* GIVEN PROBLEM A
In the Prometheus System post, which existing product does the new system build on?
* GIVEN PROBLEM B
Which difficulties and quality issues of conventional dual extrusion does the Prometheus System post name?
* GIVEN PROBLEM C
Reproduce word for word the part of the Prometheus System post that begins at the words "# Specific 3D" and stops after "V2 Hot End.".

* SELECTED PASSAGE
☆ ☆ ☆ ☆
# Specific 3D Printers, Scanners, & Hardware > RepRap Format Printer Forum >  The Prometheus System - Intuitive Multi-Filament 3D Printing!

## RP Iron Man

I have some exciting news about a new product that we have been working on  :Smile: 

*The Prometheus System!*



DisTech Automation has developed a new solution for multi-filament 3D printing called The Prometheus System which allows you to print 2 different filaments from a single nozzle. It works by pulling one filament out of the hot end and feeding another filament into the same hot end to switch between filaments. This new product builds off of our existing Prometheus V2 Hot End. 

Using a combination of custom filament switching G-code, precision machined parts, the 1-piece internally polished Prometheus V2 nozzle, and powerful geared extruder stepper motors, we are able to reliably print objects with hundreds of filament switches in a single print!



This enables you to print *multi-color* objects, print with *support material*, or create *multi-material* prints!


Multi-Color Worlds printed in ABS plastic.


Propellers: Yellow PLA with PolySupport support material on the left; Nylon Alloy 910 with Guidel!ne PETG support material on the right.


Composite wrench printed with Colorfabb XT-CF20 Carbon Fiber perimeters and Colorfabb XT Clear infill.


Glow-in-the-dark objects printed with Colorfabb Glowfill

The objective with this new product is to eliminate the difficulties and quality issues associated with conventional methods of dual extrusion (calibration, nozzle dripping, color contamination, extrusion pressure, etc...).
☆ ☆ ☆ ☆
* DATASET EXCERPTS
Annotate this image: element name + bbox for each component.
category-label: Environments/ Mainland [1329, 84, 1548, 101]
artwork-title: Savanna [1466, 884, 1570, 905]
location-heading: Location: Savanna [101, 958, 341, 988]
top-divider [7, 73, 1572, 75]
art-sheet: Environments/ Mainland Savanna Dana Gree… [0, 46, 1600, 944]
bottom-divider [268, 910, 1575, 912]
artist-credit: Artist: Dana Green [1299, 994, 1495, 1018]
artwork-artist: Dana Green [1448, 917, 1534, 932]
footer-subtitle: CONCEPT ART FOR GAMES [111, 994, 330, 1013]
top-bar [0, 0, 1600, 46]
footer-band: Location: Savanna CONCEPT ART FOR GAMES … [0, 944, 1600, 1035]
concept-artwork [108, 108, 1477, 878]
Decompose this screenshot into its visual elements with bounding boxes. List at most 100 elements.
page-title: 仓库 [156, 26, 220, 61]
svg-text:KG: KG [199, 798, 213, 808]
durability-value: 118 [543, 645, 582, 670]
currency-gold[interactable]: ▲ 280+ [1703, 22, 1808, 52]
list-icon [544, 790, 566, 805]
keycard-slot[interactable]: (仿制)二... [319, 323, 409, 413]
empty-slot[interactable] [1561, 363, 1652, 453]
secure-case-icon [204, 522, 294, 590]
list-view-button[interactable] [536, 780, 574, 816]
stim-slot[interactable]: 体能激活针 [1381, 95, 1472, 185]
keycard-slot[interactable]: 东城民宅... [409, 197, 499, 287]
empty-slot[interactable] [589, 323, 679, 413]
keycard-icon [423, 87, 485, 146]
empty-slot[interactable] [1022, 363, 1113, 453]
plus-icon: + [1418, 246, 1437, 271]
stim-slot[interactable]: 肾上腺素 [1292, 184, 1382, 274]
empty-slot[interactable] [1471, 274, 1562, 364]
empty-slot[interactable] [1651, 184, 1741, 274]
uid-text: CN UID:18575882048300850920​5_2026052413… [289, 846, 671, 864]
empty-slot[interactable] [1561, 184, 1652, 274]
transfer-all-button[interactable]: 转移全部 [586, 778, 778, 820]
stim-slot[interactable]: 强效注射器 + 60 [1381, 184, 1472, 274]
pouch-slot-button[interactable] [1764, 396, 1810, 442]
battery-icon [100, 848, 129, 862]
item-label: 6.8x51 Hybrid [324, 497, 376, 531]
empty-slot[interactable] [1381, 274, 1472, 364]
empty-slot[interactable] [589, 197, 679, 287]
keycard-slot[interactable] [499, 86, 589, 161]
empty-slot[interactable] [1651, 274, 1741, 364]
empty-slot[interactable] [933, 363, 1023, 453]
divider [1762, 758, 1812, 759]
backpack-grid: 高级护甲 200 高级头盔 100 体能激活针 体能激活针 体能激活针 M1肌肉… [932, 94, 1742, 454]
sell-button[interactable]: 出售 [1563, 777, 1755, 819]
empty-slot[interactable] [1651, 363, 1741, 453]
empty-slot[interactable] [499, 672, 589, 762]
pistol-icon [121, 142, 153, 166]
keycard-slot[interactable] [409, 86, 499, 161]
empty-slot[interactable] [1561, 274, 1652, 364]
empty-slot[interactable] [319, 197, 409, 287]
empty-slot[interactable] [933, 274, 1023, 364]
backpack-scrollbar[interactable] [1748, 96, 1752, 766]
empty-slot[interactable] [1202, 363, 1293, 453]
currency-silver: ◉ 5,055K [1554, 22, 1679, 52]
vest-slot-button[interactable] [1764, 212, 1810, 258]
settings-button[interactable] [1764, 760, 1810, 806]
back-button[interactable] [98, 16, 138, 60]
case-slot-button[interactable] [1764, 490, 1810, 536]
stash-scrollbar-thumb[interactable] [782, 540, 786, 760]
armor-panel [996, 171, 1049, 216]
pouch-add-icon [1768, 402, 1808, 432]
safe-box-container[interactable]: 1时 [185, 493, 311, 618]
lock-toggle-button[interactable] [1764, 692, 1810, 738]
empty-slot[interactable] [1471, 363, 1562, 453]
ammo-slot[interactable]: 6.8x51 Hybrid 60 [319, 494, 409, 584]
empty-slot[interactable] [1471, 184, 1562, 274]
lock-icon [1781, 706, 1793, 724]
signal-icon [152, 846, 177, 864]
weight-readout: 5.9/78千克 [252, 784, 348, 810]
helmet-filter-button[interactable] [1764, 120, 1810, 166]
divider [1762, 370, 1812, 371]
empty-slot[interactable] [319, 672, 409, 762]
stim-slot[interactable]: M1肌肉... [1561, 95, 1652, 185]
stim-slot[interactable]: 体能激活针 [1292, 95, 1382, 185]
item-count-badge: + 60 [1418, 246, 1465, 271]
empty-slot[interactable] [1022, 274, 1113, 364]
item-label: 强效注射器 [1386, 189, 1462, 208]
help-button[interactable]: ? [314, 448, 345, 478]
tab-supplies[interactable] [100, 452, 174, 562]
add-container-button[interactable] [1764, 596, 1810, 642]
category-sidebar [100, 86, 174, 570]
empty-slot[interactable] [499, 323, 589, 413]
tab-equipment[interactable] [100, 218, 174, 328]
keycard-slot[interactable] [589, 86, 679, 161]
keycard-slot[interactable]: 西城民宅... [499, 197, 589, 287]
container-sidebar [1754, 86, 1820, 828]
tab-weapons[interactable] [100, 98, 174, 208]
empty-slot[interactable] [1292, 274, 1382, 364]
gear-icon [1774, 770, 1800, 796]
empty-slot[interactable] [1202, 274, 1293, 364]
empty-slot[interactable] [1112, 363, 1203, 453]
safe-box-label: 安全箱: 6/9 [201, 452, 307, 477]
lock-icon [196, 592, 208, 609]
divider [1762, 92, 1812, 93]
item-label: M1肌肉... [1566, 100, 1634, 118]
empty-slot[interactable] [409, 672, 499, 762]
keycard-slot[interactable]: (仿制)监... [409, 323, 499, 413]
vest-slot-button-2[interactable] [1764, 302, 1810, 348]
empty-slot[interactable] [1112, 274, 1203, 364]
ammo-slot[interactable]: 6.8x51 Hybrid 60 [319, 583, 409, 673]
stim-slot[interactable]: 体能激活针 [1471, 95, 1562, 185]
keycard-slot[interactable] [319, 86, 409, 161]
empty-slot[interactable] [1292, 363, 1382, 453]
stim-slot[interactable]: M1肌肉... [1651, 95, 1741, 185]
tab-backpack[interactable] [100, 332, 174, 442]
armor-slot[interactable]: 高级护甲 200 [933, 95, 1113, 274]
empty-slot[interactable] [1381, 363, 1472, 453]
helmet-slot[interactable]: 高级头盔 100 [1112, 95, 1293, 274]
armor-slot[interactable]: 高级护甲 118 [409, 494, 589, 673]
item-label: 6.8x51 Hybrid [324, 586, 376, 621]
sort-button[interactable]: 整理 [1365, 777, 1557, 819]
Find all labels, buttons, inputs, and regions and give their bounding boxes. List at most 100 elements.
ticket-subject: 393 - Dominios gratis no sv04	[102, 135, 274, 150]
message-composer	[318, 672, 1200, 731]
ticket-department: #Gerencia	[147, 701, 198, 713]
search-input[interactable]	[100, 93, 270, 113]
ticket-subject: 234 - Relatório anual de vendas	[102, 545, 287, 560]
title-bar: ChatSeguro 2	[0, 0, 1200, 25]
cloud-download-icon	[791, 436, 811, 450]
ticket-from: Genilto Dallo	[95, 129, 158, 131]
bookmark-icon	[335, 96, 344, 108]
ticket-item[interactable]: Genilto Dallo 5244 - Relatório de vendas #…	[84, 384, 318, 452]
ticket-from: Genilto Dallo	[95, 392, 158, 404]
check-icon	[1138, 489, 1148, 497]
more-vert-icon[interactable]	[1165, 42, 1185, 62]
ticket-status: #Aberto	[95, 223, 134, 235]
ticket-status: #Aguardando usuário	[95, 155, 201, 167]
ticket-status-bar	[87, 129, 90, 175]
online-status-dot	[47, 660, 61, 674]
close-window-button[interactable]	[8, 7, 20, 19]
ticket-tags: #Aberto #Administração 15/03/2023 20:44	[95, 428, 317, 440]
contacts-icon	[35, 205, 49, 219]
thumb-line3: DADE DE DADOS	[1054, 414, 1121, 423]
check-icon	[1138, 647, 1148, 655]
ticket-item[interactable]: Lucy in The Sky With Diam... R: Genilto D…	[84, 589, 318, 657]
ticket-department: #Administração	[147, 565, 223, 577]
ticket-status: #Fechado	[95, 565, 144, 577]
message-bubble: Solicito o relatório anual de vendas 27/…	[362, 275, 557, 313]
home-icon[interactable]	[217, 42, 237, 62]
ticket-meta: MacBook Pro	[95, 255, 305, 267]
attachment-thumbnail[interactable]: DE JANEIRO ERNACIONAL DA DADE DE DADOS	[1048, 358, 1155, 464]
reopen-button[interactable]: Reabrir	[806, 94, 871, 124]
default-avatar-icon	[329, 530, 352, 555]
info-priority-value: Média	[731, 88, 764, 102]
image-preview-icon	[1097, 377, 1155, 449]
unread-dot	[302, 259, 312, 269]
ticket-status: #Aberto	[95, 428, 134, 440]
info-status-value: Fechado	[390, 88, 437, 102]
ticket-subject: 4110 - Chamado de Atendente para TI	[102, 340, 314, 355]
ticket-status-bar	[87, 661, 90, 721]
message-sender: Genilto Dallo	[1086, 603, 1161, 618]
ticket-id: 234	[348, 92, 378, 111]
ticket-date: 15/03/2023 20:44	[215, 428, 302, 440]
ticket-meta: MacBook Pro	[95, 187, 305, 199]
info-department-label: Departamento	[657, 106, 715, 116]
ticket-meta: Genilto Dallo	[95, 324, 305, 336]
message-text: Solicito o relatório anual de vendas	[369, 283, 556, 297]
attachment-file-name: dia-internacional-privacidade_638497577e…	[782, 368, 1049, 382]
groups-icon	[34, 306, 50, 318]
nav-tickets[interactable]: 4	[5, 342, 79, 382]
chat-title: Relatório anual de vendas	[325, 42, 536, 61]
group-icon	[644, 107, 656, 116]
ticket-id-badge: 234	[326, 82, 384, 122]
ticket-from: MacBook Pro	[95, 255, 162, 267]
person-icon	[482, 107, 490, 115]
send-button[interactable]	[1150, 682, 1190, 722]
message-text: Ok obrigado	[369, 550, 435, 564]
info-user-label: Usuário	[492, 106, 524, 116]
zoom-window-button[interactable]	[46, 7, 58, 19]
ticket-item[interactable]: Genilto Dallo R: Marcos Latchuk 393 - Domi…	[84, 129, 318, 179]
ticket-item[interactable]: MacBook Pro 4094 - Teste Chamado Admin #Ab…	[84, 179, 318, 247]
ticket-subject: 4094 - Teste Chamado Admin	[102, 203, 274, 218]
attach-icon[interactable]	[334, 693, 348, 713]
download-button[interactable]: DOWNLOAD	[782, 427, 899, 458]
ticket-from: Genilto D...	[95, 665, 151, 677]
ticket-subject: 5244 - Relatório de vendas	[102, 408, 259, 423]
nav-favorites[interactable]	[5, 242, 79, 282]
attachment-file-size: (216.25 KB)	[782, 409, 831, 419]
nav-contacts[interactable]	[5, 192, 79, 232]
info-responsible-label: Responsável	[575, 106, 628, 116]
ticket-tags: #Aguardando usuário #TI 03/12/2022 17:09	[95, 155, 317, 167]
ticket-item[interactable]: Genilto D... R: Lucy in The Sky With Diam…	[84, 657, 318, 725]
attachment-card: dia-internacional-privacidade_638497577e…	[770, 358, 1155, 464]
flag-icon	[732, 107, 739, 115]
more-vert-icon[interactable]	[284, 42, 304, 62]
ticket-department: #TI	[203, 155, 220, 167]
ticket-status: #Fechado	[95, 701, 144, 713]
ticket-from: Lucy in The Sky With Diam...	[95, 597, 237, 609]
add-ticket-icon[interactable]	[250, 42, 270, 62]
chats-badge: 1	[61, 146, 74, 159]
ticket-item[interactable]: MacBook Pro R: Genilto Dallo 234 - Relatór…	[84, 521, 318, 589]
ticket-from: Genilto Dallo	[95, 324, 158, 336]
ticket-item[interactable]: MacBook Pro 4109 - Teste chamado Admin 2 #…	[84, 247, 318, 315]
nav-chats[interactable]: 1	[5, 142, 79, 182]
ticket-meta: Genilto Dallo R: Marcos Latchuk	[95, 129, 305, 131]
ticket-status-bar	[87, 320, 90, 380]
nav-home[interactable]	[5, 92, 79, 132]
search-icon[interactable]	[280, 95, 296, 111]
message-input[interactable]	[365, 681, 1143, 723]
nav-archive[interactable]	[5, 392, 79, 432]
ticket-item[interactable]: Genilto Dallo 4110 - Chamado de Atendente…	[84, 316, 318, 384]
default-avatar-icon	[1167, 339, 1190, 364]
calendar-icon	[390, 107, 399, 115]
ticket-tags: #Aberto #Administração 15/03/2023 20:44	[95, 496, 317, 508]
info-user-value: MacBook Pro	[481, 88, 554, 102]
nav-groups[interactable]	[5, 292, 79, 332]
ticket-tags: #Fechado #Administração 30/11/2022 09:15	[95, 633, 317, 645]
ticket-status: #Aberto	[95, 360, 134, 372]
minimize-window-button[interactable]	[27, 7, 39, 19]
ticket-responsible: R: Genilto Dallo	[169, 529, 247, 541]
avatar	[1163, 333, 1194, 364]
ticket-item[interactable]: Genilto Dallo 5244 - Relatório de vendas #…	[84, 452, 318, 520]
☆ ☆ ☆ ☆
* FULL OUTPUT A
The Prometheus V2 Hot End.

* FULL OUTPUT B
Calibration, nozzle dripping, color contamination, and extrusion pressure.

* FULL OUTPUT C
# Specific 3D Printers, Scanners, & Hardware > RepRap Format Printer Forum >  The Prometheus System - Intuitive Multi-Filament 3D Printing!

## RP Iron Man

I have some exciting news about a new product that we have been working on  :Smile: 

*The Prometheus System!*



DisTech Automation has developed a new solution for multi-filament 3D printing called The Prometheus System which allows you to print 2 different filaments from a single nozzle. It works by pulling one filament out of the hot end and feeding another filament into the same hot end to switch between filaments. This new product builds off of our existing Prometheus V2 Hot End.